[Stored data entries]
◇ ◇ ◇

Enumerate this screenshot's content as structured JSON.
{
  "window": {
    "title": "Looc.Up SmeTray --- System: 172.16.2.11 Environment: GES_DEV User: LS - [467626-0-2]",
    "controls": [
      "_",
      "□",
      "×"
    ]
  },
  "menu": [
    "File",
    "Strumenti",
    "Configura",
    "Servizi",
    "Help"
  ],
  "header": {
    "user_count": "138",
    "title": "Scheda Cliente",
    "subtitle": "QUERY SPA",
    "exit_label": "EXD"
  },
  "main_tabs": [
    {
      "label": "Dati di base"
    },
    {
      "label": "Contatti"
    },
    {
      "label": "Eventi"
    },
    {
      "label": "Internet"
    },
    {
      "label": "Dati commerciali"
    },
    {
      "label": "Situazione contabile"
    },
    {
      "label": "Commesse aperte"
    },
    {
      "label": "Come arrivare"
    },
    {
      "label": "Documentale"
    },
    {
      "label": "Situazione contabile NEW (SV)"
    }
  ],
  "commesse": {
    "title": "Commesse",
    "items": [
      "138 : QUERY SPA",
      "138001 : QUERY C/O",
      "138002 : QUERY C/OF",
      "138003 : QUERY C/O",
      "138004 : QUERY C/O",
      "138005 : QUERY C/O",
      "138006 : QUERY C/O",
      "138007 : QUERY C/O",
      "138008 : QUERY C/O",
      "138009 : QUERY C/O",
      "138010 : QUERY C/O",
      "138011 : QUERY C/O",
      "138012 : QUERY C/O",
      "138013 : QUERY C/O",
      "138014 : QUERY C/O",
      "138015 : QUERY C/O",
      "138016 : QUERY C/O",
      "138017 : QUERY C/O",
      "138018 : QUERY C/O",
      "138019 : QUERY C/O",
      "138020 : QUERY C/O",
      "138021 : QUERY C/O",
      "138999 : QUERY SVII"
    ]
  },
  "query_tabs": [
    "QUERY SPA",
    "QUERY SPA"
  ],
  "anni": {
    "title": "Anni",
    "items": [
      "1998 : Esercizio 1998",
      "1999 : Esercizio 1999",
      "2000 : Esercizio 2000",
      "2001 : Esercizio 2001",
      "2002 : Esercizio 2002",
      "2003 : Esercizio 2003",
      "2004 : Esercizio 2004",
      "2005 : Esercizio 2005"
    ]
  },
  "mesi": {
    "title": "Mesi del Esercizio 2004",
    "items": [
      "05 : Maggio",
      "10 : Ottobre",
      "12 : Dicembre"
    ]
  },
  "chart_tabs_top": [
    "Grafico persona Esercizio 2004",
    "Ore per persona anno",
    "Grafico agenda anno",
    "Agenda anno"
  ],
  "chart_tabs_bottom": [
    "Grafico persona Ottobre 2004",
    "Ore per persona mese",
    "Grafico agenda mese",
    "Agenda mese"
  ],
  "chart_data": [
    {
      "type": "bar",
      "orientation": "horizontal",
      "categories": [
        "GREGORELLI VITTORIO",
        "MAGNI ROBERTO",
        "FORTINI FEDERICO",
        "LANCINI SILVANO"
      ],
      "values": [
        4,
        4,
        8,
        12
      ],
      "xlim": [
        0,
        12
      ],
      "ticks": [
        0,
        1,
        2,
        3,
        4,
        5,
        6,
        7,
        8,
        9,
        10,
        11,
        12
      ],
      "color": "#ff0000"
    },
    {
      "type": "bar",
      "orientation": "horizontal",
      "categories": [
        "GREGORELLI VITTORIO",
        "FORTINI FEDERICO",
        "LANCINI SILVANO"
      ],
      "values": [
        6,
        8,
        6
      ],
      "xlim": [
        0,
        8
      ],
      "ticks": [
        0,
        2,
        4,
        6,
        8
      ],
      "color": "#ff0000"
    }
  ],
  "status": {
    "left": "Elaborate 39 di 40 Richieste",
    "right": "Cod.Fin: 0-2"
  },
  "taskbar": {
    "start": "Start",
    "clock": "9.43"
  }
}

◇ ◇ ◇

*Task goal*. Above are some records; extract every one of them exactly.

*Answer to the problem*.
Enumerate this screenshot's content as structured JSON.
{
  "window": {
    "title": "Looc.Up SmeTray --- System: 172.16.2.11 Environment: GES_DEV User: LS - [467626-0-2]",
    "controls": [
      "_",
      "□",
      "×"
    ]
  },
  "menu": [
    "File",
    "Strumenti",
    "Configura",
    "Servizi",
    "Help"
  ],
  "header": {
    "user_count": "138",
    "title": "Scheda Cliente",
    "subtitle": "QUERY SPA",
    "exit_label": "EXD"
  },
  "main_tabs": [
    {
      "label": "Dati di base"
    },
    {
      "label": "Contatti"
    },
    {
      "label": "Eventi"
    },
    {
      "label": "Internet"
    },
    {
      "label": "Dati commerciali"
    },
    {
      "label": "Situazione contabile"
    },
    {
      "label": "Commesse aperte"
    },
    {
      "label": "Come arrivare"
    },
    {
      "label": "Documentale"
    },
    {
      "label": "Situazione contabile NEW (SV)"
    }
  ],
  "commesse": {
    "title": "Commesse",
    "items": [
      "138 : QUERY SPA",
      "138001 : QUERY C/O",
      "138002 : QUERY C/OF",
      "138003 : QUERY C/O",
      "138004 : QUERY C/O",
      "138005 : QUERY C/O",
      "138006 : QUERY C/O",
      "138007 : QUERY C/O",
      "138008 : QUERY C/O",
      "138009 : QUERY C/O",
      "138010 : QUERY C/O",
      "138011 : QUERY C/O",
      "138012 : QUERY C/O",
      "138013 : QUERY C/O",
      "138014 : QUERY C/O",
      "138015 : QUERY C/O",
      "138016 : QUERY C/O",
      "138017 : QUERY C/O",
      "138018 : QUERY C/O",
      "138019 : QUERY C/O",
      "138020 : QUERY C/O",
      "138021 : QUERY C/O",
      "138999 : QUERY SVII"
    ]
  },
  "query_tabs": [
    "QUERY SPA",
    "QUERY SPA"
  ],
  "anni": {
    "title": "Anni",
    "items": [
      "1998 : Esercizio 1998",
      "1999 : Esercizio 1999",
      "2000 : Esercizio 2000",
      "2001 : Esercizio 2001",
      "2002 : Esercizio 2002",
      "2003 : Esercizio 2003",
      "2004 : Esercizio 2004",
      "2005 : Esercizio 2005"
    ]
  },
  "mesi": {
    "title": "Mesi del Esercizio 2004",
    "items": [
      "05 : Maggio",
      "10 : Ottobre",
      "12 : Dicembre"
    ]
  },
  "chart_tabs_top": [
    "Grafico persona Esercizio 2004",
    "Ore per persona anno",
    "Grafico agenda anno",
    "Agenda anno"
  ],
  "chart_tabs_bottom": [
    "Grafico persona Ottobre 2004",
    "Ore per persona mese",
    "Grafico agenda mese",
    "Agenda mese"
  ],
  "chart_data": [
    {
      "type": "bar",
      "orientation": "horizontal",
      "categories": [
        "GREGORELLI VITTORIO",
        "MAGNI ROBERTO",
        "FORTINI FEDERICO",
        "LANCINI SILVANO"
      ],
      "values": [
        4,
        4,
        8,
        12
      ],
      "xlim": [
        0,
        12
      ],
      "ticks": [
        0,
        1,
        2,
        3,
        4,
        5,
        6,
        7,
        8,
        9,
        10,
        11,
        12
      ],
      "color": "#ff0000"
    },
    {
      "type": "bar",
      "orientation": "horizontal",
      "categories": [
        "GREGORELLI VITTORIO",
        "FORTINI FEDERICO",
        "LANCINI SILVANO"
      ],
      "values": [
        6,
        8,
        6
      ],
      "xlim": [
        0,
        8
      ],
      "ticks": [
        0,
        2,
        4,
        6,
        8
      ],
      "color": "#ff0000"
    }
  ],
  "status": {
    "left": "Elaborate 39 di 40 Richieste",
    "right": "Cod.Fin: 0-2"
  },
  "taskbar": {
    "start": "Start",
    "clock": "9.43"
  }
}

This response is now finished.